** begin Input for this task **

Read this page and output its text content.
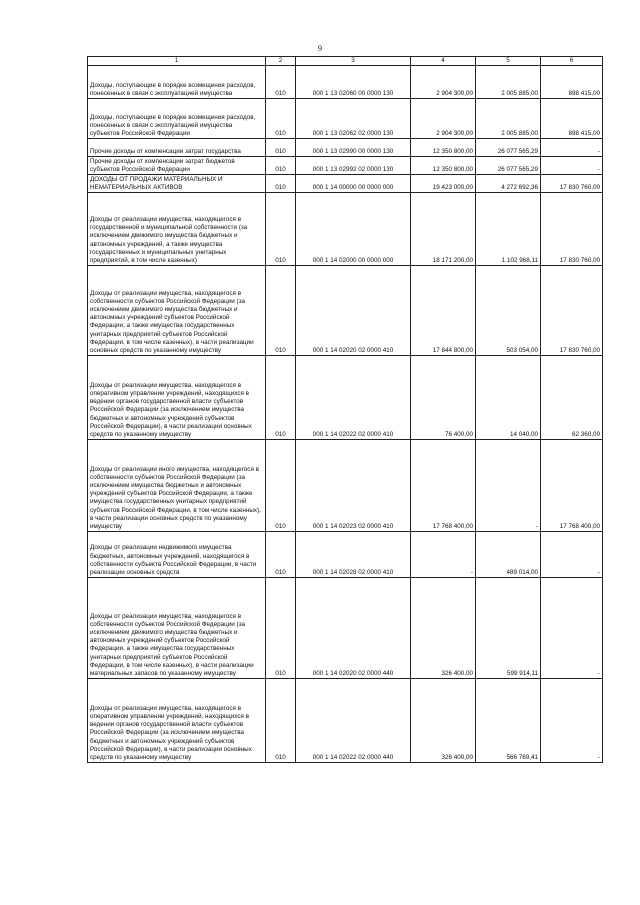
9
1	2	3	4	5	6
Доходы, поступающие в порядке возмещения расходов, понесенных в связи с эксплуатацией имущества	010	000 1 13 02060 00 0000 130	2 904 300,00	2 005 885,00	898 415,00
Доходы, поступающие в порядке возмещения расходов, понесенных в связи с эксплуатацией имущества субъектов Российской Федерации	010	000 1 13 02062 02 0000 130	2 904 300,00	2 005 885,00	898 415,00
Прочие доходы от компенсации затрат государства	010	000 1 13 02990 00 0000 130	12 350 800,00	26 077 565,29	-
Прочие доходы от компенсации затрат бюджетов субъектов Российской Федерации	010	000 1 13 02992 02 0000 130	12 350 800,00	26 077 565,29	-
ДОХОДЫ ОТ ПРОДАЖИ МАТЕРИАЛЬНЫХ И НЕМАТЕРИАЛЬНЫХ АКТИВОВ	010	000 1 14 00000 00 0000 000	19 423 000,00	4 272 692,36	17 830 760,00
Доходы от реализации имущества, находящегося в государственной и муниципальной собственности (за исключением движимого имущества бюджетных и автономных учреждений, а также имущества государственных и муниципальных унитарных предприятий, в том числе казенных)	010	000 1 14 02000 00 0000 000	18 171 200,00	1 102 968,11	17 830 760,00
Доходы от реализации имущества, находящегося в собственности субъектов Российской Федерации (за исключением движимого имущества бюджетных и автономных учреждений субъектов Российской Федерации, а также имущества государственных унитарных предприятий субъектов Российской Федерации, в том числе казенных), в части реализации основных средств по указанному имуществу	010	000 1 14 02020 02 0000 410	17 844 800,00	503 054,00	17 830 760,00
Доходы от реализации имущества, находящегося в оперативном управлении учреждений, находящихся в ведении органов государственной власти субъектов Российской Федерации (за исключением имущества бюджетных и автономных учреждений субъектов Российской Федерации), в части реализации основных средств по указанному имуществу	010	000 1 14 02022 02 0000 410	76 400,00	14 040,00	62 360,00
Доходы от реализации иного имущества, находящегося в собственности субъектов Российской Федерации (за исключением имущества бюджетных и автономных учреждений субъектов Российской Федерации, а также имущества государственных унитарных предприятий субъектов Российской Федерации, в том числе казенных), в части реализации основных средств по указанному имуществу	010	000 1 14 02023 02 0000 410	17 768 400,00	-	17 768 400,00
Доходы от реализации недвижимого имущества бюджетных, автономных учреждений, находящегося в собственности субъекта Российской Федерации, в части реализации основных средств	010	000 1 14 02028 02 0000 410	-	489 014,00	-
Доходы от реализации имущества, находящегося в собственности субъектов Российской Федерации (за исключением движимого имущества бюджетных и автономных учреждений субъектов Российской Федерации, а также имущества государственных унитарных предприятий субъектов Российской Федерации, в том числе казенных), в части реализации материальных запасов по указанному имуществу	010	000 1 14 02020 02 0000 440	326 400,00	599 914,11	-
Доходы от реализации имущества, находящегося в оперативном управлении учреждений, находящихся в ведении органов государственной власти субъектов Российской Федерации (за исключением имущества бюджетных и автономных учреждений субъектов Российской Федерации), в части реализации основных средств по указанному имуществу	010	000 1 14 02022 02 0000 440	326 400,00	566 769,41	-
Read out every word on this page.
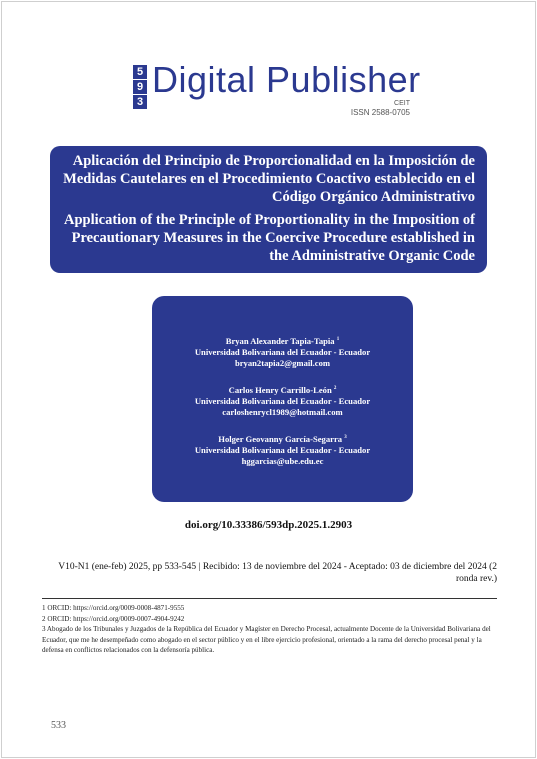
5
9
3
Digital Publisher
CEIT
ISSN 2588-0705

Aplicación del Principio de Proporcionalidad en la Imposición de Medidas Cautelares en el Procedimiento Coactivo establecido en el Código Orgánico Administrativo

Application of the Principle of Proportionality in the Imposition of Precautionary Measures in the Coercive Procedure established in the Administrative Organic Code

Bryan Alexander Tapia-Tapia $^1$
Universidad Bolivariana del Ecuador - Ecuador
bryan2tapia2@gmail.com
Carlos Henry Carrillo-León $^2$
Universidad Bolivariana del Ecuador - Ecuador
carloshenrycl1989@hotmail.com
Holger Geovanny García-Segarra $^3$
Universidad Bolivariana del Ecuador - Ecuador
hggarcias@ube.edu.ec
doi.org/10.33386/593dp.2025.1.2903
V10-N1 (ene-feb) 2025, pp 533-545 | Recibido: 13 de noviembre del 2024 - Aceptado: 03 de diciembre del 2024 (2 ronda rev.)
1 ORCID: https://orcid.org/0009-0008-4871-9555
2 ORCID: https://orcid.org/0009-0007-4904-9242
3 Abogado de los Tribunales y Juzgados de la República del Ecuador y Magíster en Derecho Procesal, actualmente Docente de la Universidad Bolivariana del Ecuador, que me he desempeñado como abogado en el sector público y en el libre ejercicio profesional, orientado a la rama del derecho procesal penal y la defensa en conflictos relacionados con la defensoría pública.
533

** end Input for this task **

Pictures stay out of the copy; please restate every record above exactly.

(Output for this exercise):
Read this page and output its text content.
9
1	2	3	4	5	6
Доходы, поступающие в порядке возмещения расходов, понесенных в связи с эксплуатацией имущества	010	000 1 13 02060 00 0000 130	2 904 300,00	2 005 885,00	898 415,00
Доходы, поступающие в порядке возмещения расходов, понесенных в связи с эксплуатацией имущества субъектов Российской Федерации	010	000 1 13 02062 02 0000 130	2 904 300,00	2 005 885,00	898 415,00
Прочие доходы от компенсации затрат государства	010	000 1 13 02990 00 0000 130	12 350 800,00	26 077 565,29	-
Прочие доходы от компенсации затрат бюджетов субъектов Российской Федерации	010	000 1 13 02992 02 0000 130	12 350 800,00	26 077 565,29	-
ДОХОДЫ ОТ ПРОДАЖИ МАТЕРИАЛЬНЫХ И НЕМАТЕРИАЛЬНЫХ АКТИВОВ	010	000 1 14 00000 00 0000 000	19 423 000,00	4 272 692,36	17 830 760,00
Доходы от реализации имущества, находящегося в государственной и муниципальной собственности (за исключением движимого имущества бюджетных и автономных учреждений, а также имущества государственных и муниципальных унитарных предприятий, в том числе казенных)	010	000 1 14 02000 00 0000 000	18 171 200,00	1 102 968,11	17 830 760,00
Доходы от реализации имущества, находящегося в собственности субъектов Российской Федерации (за исключением движимого имущества бюджетных и автономных учреждений субъектов Российской Федерации, а также имущества государственных унитарных предприятий субъектов Российской Федерации, в том числе казенных), в части реализации основных средств по указанному имуществу	010	000 1 14 02020 02 0000 410	17 844 800,00	503 054,00	17 830 760,00
Доходы от реализации имущества, находящегося в оперативном управлении учреждений, находящихся в ведении органов государственной власти субъектов Российской Федерации (за исключением имущества бюджетных и автономных учреждений субъектов Российской Федерации), в части реализации основных средств по указанному имуществу	010	000 1 14 02022 02 0000 410	76 400,00	14 040,00	62 360,00
Доходы от реализации иного имущества, находящегося в собственности субъектов Российской Федерации (за исключением имущества бюджетных и автономных учреждений субъектов Российской Федерации, а также имущества государственных унитарных предприятий субъектов Российской Федерации, в том числе казенных), в части реализации основных средств по указанному имуществу	010	000 1 14 02023 02 0000 410	17 768 400,00	-	17 768 400,00
Доходы от реализации недвижимого имущества бюджетных, автономных учреждений, находящегося в собственности субъекта Российской Федерации, в части реализации основных средств	010	000 1 14 02028 02 0000 410	-	489 014,00	-
Доходы от реализации имущества, находящегося в собственности субъектов Российской Федерации (за исключением движимого имущества бюджетных и автономных учреждений субъектов Российской Федерации, а также имущества государственных унитарных предприятий субъектов Российской Федерации, в том числе казенных), в части реализации материальных запасов по указанному имуществу	010	000 1 14 02020 02 0000 440	326 400,00	599 914,11	-
Доходы от реализации имущества, находящегося в оперативном управлении учреждений, находящихся в ведении органов государственной власти субъектов Российской Федерации (за исключением имущества бюджетных и автономных учреждений субъектов Российской Федерации), в части реализации основных средств по указанному имуществу	010	000 1 14 02022 02 0000 440	326 400,00	566 769,41	-
Read out every word on this page.
5
9
3
Digital Publisher
CEIT
ISSN 2588-0705

Aplicación del Principio de Proporcionalidad en la Imposición de Medidas Cautelares en el Procedimiento Coactivo establecido en el Código Orgánico Administrativo

Application of the Principle of Proportionality in the Imposition of Precautionary Measures in the Coercive Procedure established in the Administrative Organic Code

Bryan Alexander Tapia-Tapia $^1$
Universidad Bolivariana del Ecuador - Ecuador
bryan2tapia2@gmail.com
Carlos Henry Carrillo-León $^2$
Universidad Bolivariana del Ecuador - Ecuador
carloshenrycl1989@hotmail.com
Holger Geovanny García-Segarra $^3$
Universidad Bolivariana del Ecuador - Ecuador
hggarcias@ube.edu.ec
doi.org/10.33386/593dp.2025.1.2903
V10-N1 (ene-feb) 2025, pp 533-545 | Recibido: 13 de noviembre del 2024 - Aceptado: 03 de diciembre del 2024 (2 ronda rev.)
1 ORCID: https://orcid.org/0009-0008-4871-9555
2 ORCID: https://orcid.org/0009-0007-4904-9242
3 Abogado de los Tribunales y Juzgados de la República del Ecuador y Magíster en Derecho Procesal, actualmente Docente de la Universidad Bolivariana del Ecuador, que me he desempeñado como abogado en el sector público y en el libre ejercicio profesional, orientado a la rama del derecho procesal penal y la defensa en conflictos relacionados con la defensoría pública.
533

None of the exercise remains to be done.